* _PROMPT_
Show each line from the listing that includes the word "Musterstraße".

══════

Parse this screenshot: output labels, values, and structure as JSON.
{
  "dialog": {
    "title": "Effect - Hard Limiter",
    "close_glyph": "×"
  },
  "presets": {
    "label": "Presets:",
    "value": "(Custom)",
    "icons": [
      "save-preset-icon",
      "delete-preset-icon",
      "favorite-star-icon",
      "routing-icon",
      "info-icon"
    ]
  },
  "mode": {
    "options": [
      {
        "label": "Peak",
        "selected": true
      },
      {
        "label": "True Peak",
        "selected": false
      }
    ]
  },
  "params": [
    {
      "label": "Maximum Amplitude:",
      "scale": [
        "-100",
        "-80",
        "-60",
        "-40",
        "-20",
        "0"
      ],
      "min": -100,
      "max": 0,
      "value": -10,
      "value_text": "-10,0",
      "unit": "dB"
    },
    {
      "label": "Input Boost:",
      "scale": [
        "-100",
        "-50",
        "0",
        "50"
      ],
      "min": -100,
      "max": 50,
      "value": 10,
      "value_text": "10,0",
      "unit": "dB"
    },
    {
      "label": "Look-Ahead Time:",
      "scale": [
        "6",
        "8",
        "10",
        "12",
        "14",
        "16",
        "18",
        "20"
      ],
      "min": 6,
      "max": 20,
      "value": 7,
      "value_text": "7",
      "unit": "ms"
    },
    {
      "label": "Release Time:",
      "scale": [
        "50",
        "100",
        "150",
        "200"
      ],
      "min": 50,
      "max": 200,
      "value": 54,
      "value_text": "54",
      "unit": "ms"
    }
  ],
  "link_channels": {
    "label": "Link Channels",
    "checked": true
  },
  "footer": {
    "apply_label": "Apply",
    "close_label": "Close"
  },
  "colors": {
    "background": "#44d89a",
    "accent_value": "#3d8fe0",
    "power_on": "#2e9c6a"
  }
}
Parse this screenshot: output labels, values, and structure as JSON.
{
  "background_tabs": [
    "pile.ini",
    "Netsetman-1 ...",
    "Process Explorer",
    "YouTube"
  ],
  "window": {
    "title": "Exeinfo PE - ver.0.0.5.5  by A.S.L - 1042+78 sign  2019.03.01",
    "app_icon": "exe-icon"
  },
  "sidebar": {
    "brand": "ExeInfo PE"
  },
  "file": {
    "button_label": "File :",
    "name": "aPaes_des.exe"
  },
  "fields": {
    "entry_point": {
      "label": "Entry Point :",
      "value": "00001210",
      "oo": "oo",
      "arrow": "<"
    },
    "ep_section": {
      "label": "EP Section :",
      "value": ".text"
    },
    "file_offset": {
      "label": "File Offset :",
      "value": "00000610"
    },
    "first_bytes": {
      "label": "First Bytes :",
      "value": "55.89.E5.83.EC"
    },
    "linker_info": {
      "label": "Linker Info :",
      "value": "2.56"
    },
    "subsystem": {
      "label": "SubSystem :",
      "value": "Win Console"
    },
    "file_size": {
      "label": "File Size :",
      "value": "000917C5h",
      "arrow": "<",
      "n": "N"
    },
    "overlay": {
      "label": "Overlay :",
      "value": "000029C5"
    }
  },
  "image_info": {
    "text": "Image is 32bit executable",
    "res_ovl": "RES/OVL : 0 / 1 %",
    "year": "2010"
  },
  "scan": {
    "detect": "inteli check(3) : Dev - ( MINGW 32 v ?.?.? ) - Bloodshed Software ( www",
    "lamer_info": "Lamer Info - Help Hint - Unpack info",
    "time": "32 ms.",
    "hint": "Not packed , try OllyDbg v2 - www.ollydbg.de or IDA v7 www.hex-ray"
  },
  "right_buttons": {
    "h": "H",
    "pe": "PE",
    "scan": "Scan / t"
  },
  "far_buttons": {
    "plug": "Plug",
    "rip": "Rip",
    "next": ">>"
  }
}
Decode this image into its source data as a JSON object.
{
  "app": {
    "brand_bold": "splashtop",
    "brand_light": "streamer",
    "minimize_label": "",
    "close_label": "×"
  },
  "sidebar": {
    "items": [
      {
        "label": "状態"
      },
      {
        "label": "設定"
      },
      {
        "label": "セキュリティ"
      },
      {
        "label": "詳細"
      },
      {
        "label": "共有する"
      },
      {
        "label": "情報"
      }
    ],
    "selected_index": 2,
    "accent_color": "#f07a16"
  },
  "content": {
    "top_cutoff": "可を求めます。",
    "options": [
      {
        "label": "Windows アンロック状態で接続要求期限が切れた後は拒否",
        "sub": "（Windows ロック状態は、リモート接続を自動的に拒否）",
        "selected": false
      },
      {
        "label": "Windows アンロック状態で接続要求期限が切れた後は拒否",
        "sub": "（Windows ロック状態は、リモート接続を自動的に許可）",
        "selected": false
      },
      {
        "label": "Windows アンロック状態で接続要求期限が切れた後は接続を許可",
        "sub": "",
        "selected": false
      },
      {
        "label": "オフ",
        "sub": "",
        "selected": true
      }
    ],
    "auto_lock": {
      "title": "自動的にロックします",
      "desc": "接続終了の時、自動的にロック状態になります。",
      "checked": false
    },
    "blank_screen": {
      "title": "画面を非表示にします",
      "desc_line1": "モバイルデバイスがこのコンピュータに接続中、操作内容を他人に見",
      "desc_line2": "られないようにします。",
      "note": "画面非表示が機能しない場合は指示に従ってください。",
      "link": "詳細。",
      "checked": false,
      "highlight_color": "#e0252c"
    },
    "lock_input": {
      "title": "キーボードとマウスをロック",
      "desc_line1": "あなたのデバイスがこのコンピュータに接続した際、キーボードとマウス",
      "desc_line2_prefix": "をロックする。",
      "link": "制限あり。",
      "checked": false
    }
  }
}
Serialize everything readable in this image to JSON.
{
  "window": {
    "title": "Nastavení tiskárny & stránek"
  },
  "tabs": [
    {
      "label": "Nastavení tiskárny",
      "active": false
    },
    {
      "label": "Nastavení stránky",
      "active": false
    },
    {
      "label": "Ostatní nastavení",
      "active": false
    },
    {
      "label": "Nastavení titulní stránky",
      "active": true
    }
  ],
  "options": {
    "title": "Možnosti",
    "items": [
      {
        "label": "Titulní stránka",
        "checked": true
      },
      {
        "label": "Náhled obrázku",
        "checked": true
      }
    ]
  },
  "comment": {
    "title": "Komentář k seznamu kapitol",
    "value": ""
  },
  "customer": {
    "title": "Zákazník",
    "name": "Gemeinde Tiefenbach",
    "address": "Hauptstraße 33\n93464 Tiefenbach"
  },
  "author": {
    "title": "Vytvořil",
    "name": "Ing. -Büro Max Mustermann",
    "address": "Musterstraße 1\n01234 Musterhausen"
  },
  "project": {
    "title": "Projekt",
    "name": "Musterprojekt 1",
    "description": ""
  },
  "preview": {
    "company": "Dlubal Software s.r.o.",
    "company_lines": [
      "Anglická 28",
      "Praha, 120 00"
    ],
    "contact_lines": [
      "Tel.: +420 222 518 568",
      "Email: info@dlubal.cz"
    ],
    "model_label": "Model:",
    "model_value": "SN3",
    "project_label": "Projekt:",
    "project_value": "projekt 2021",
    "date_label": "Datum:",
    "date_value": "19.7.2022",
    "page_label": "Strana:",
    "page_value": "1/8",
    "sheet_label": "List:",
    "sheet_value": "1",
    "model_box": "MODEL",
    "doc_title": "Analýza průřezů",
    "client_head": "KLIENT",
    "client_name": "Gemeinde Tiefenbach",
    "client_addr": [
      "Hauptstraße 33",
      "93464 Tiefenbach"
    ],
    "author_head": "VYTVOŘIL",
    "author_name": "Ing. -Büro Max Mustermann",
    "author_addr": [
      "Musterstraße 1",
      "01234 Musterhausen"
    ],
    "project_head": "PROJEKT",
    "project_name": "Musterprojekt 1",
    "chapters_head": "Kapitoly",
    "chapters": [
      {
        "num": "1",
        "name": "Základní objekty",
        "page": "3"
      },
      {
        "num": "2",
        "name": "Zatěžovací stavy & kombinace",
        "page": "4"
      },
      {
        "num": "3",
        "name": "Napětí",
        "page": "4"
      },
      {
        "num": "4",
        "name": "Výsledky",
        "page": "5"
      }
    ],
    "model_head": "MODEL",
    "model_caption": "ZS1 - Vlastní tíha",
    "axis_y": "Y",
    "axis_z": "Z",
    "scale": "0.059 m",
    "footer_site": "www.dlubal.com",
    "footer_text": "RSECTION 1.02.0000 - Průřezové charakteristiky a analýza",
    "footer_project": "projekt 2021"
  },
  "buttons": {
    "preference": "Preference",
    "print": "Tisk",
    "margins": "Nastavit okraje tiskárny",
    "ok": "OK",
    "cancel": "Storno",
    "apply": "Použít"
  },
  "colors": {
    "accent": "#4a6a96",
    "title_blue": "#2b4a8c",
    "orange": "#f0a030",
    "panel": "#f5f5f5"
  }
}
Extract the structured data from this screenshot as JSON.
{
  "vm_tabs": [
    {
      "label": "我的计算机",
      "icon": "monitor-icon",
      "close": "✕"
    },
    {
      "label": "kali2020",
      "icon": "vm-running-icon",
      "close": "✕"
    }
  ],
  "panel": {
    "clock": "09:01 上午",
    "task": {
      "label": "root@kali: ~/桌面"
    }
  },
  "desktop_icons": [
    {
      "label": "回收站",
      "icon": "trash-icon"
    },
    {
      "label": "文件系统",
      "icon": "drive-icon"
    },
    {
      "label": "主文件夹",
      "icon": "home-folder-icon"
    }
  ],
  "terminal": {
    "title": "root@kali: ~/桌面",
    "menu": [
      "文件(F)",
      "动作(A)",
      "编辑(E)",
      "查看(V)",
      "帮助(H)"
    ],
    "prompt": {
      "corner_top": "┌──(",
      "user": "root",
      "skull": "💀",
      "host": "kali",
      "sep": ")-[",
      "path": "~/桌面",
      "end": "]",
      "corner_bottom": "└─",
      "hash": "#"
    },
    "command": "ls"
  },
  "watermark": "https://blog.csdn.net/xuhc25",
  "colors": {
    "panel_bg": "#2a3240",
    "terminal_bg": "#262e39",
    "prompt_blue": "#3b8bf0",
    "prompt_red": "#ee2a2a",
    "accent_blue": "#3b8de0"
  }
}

══════

* _RESPONSE TO THIS TASK_
    "address": "Musterstraße 1\n01234 Musterhausen"
      "Musterstraße 1",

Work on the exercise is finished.